● **EXERCISE INSTRUCTIONS**: Make an exact copy of the entries below.

● **MATERIAL FOR THE TASK**:

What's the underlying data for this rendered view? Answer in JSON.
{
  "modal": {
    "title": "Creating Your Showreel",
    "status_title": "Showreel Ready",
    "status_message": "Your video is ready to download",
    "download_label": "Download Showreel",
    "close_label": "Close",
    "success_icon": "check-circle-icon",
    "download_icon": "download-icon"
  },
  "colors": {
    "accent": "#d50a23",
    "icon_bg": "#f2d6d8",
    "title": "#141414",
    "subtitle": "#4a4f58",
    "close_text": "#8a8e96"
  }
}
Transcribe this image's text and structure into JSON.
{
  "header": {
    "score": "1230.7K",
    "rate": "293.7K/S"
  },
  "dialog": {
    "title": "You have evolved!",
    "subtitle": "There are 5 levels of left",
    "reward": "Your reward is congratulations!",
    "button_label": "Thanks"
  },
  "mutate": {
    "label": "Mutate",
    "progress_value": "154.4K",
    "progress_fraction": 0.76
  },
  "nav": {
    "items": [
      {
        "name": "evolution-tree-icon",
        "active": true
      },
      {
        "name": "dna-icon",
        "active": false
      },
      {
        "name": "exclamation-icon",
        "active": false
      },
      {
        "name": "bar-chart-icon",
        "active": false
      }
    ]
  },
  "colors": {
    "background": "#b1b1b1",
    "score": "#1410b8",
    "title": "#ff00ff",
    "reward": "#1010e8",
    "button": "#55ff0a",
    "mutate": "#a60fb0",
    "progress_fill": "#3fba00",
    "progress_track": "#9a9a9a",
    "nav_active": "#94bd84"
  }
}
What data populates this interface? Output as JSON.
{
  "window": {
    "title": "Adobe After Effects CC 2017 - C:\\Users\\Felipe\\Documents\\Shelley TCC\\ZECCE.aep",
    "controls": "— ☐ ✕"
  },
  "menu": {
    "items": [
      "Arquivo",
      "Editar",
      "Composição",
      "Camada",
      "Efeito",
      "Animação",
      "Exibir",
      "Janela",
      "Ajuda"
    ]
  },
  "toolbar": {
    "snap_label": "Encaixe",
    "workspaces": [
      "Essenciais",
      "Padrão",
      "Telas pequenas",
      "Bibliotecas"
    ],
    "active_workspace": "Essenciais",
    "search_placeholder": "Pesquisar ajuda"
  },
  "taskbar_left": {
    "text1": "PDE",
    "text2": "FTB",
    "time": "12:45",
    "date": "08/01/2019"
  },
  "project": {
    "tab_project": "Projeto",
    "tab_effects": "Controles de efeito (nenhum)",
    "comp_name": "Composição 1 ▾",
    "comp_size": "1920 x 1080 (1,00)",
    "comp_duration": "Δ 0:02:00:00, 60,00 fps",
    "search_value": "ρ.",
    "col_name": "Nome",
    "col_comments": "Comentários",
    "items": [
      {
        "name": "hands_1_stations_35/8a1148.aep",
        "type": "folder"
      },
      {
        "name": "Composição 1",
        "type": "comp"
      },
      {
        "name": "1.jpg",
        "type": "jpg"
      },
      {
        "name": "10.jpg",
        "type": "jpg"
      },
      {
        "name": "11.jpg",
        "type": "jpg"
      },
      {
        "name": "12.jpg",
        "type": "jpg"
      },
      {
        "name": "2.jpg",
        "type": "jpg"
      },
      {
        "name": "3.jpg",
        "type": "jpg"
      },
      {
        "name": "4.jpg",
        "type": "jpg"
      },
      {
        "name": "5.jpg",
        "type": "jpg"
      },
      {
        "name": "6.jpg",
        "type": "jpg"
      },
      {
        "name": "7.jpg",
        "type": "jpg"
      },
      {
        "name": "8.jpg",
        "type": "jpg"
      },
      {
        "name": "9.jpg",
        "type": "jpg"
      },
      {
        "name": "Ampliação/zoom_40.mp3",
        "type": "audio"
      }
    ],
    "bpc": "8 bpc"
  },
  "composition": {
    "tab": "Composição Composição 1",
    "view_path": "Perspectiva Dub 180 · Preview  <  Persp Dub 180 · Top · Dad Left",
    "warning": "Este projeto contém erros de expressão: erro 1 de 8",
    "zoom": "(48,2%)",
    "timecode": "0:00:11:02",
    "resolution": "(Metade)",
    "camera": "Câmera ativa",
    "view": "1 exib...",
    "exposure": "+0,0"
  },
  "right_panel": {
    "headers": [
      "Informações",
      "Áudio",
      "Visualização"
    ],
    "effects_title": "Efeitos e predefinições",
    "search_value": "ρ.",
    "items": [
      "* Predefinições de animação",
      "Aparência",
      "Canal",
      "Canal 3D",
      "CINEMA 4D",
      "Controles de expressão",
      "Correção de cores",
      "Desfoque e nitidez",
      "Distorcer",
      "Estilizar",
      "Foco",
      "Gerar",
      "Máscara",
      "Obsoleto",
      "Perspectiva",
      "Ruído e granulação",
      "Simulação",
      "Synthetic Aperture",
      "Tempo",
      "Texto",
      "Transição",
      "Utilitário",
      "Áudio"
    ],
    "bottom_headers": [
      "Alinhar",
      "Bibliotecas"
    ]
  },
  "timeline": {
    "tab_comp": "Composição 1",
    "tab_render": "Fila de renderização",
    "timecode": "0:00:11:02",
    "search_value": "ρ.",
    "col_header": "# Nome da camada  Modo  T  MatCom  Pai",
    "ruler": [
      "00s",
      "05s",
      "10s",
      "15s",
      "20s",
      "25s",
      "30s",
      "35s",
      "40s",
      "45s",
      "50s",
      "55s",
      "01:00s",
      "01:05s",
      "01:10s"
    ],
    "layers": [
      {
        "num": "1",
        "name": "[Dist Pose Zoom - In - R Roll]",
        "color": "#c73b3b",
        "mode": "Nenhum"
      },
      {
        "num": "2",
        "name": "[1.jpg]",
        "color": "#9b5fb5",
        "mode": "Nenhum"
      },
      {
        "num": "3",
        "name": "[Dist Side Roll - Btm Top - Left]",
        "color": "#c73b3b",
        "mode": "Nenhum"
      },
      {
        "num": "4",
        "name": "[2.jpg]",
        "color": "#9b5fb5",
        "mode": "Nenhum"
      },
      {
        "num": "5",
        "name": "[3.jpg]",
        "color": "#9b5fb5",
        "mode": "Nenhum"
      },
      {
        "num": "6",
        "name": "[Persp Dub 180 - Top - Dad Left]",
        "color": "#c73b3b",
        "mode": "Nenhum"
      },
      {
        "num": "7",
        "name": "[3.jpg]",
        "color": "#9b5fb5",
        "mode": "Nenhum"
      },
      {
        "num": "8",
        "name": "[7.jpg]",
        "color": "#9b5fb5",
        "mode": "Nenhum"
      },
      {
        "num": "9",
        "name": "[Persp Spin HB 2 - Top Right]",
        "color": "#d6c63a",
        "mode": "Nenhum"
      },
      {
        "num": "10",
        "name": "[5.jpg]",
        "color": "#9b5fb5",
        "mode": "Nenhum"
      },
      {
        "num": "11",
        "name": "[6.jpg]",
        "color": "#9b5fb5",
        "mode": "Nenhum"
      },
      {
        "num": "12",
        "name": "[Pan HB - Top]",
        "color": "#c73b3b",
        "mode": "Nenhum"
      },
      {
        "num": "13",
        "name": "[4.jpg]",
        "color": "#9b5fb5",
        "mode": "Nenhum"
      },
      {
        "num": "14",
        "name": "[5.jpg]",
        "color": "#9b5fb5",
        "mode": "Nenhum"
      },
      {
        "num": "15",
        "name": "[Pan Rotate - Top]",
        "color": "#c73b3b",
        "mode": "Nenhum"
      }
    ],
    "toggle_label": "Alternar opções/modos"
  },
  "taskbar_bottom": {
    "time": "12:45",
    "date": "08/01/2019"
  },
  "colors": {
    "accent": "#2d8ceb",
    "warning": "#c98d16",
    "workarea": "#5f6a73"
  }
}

● **THE OUTPUT**:
What's the underlying data for this rendered view? Answer in JSON.
{
  "modal": {
    "title": "Creating Your Showreel",
    "status_title": "Showreel Ready",
    "status_message": "Your video is ready to download",
    "download_label": "Download Showreel",
    "close_label": "Close",
    "success_icon": "check-circle-icon",
    "download_icon": "download-icon"
  },
  "colors": {
    "accent": "#d50a23",
    "icon_bg": "#f2d6d8",
    "title": "#141414",
    "subtitle": "#4a4f58",
    "close_text": "#8a8e96"
  }
}
Transcribe this image's text and structure into JSON.
{
  "header": {
    "score": "1230.7K",
    "rate": "293.7K/S"
  },
  "dialog": {
    "title": "You have evolved!",
    "subtitle": "There are 5 levels of left",
    "reward": "Your reward is congratulations!",
    "button_label": "Thanks"
  },
  "mutate": {
    "label": "Mutate",
    "progress_value": "154.4K",
    "progress_fraction": 0.76
  },
  "nav": {
    "items": [
      {
        "name": "evolution-tree-icon",
        "active": true
      },
      {
        "name": "dna-icon",
        "active": false
      },
      {
        "name": "exclamation-icon",
        "active": false
      },
      {
        "name": "bar-chart-icon",
        "active": false
      }
    ]
  },
  "colors": {
    "background": "#b1b1b1",
    "score": "#1410b8",
    "title": "#ff00ff",
    "reward": "#1010e8",
    "button": "#55ff0a",
    "mutate": "#a60fb0",
    "progress_fill": "#3fba00",
    "progress_track": "#9a9a9a",
    "nav_active": "#94bd84"
  }
}
What data populates this interface? Output as JSON.
{
  "window": {
    "title": "Adobe After Effects CC 2017 - C:\\Users\\Felipe\\Documents\\Shelley TCC\\ZECCE.aep",
    "controls": "— ☐ ✕"
  },
  "menu": {
    "items": [
      "Arquivo",
      "Editar",
      "Composição",
      "Camada",
      "Efeito",
      "Animação",
      "Exibir",
      "Janela",
      "Ajuda"
    ]
  },
  "toolbar": {
    "snap_label": "Encaixe",
    "workspaces": [
      "Essenciais",
      "Padrão",
      "Telas pequenas",
      "Bibliotecas"
    ],
    "active_workspace": "Essenciais",
    "search_placeholder": "Pesquisar ajuda"
  },
  "taskbar_left": {
    "text1": "PDE",
    "text2": "FTB",
    "time": "12:45",
    "date": "08/01/2019"
  },
  "project": {
    "tab_project": "Projeto",
    "tab_effects": "Controles de efeito (nenhum)",
    "comp_name": "Composição 1 ▾",
    "comp_size": "1920 x 1080 (1,00)",
    "comp_duration": "Δ 0:02:00:00, 60,00 fps",
    "search_value": "ρ.",
    "col_name": "Nome",
    "col_comments": "Comentários",
    "items": [
      {
        "name": "hands_1_stations_35/8a1148.aep",
        "type": "folder"
      },
      {
        "name": "Composição 1",
        "type": "comp"
      },
      {
        "name": "1.jpg",
        "type": "jpg"
      },
      {
        "name": "10.jpg",
        "type": "jpg"
      },
      {
        "name": "11.jpg",
        "type": "jpg"
      },
      {
        "name": "12.jpg",
        "type": "jpg"
      },
      {
        "name": "2.jpg",
        "type": "jpg"
      },
      {
        "name": "3.jpg",
        "type": "jpg"
      },
      {
        "name": "4.jpg",
        "type": "jpg"
      },
      {
        "name": "5.jpg",
        "type": "jpg"
      },
      {
        "name": "6.jpg",
        "type": "jpg"
      },
      {
        "name": "7.jpg",
        "type": "jpg"
      },
      {
        "name": "8.jpg",
        "type": "jpg"
      },
      {
        "name": "9.jpg",
        "type": "jpg"
      },
      {
        "name": "Ampliação/zoom_40.mp3",
        "type": "audio"
      }
    ],
    "bpc": "8 bpc"
  },
  "composition": {
    "tab": "Composição Composição 1",
    "view_path": "Perspectiva Dub 180 · Preview  <  Persp Dub 180 · Top · Dad Left",
    "warning": "Este projeto contém erros de expressão: erro 1 de 8",
    "zoom": "(48,2%)",
    "timecode": "0:00:11:02",
    "resolution": "(Metade)",
    "camera": "Câmera ativa",
    "view": "1 exib...",
    "exposure": "+0,0"
  },
  "right_panel": {
    "headers": [
      "Informações",
      "Áudio",
      "Visualização"
    ],
    "effects_title": "Efeitos e predefinições",
    "search_value": "ρ.",
    "items": [
      "* Predefinições de animação",
      "Aparência",
      "Canal",
      "Canal 3D",
      "CINEMA 4D",
      "Controles de expressão",
      "Correção de cores",
      "Desfoque e nitidez",
      "Distorcer",
      "Estilizar",
      "Foco",
      "Gerar",
      "Máscara",
      "Obsoleto",
      "Perspectiva",
      "Ruído e granulação",
      "Simulação",
      "Synthetic Aperture",
      "Tempo",
      "Texto",
      "Transição",
      "Utilitário",
      "Áudio"
    ],
    "bottom_headers": [
      "Alinhar",
      "Bibliotecas"
    ]
  },
  "timeline": {
    "tab_comp": "Composição 1",
    "tab_render": "Fila de renderização",
    "timecode": "0:00:11:02",
    "search_value": "ρ.",
    "col_header": "# Nome da camada  Modo  T  MatCom  Pai",
    "ruler": [
      "00s",
      "05s",
      "10s",
      "15s",
      "20s",
      "25s",
      "30s",
      "35s",
      "40s",
      "45s",
      "50s",
      "55s",
      "01:00s",
      "01:05s",
      "01:10s"
    ],
    "layers": [
      {
        "num": "1",
        "name": "[Dist Pose Zoom - In - R Roll]",
        "color": "#c73b3b",
        "mode": "Nenhum"
      },
      {
        "num": "2",
        "name": "[1.jpg]",
        "color": "#9b5fb5",
        "mode": "Nenhum"
      },
      {
        "num": "3",
        "name": "[Dist Side Roll - Btm Top - Left]",
        "color": "#c73b3b",
        "mode": "Nenhum"
      },
      {
        "num": "4",
        "name": "[2.jpg]",
        "color": "#9b5fb5",
        "mode": "Nenhum"
      },
      {
        "num": "5",
        "name": "[3.jpg]",
        "color": "#9b5fb5",
        "mode": "Nenhum"
      },
      {
        "num": "6",
        "name": "[Persp Dub 180 - Top - Dad Left]",
        "color": "#c73b3b",
        "mode": "Nenhum"
      },
      {
        "num": "7",
        "name": "[3.jpg]",
        "color": "#9b5fb5",
        "mode": "Nenhum"
      },
      {
        "num": "8",
        "name": "[7.jpg]",
        "color": "#9b5fb5",
        "mode": "Nenhum"
      },
      {
        "num": "9",
        "name": "[Persp Spin HB 2 - Top Right]",
        "color": "#d6c63a",
        "mode": "Nenhum"
      },
      {
        "num": "10",
        "name": "[5.jpg]",
        "color": "#9b5fb5",
        "mode": "Nenhum"
      },
      {
        "num": "11",
        "name": "[6.jpg]",
        "color": "#9b5fb5",
        "mode": "Nenhum"
      },
      {
        "num": "12",
        "name": "[Pan HB - Top]",
        "color": "#c73b3b",
        "mode": "Nenhum"
      },
      {
        "num": "13",
        "name": "[4.jpg]",
        "color": "#9b5fb5",
        "mode": "Nenhum"
      },
      {
        "num": "14",
        "name": "[5.jpg]",
        "color": "#9b5fb5",
        "mode": "Nenhum"
      },
      {
        "num": "15",
        "name": "[Pan Rotate - Top]",
        "color": "#c73b3b",
        "mode": "Nenhum"
      }
    ],
    "toggle_label": "Alternar opções/modos"
  },
  "taskbar_bottom": {
    "time": "12:45",
    "date": "08/01/2019"
  },
  "colors": {
    "accent": "#2d8ceb",
    "warning": "#c98d16",
    "workarea": "#5f6a73"
  }
}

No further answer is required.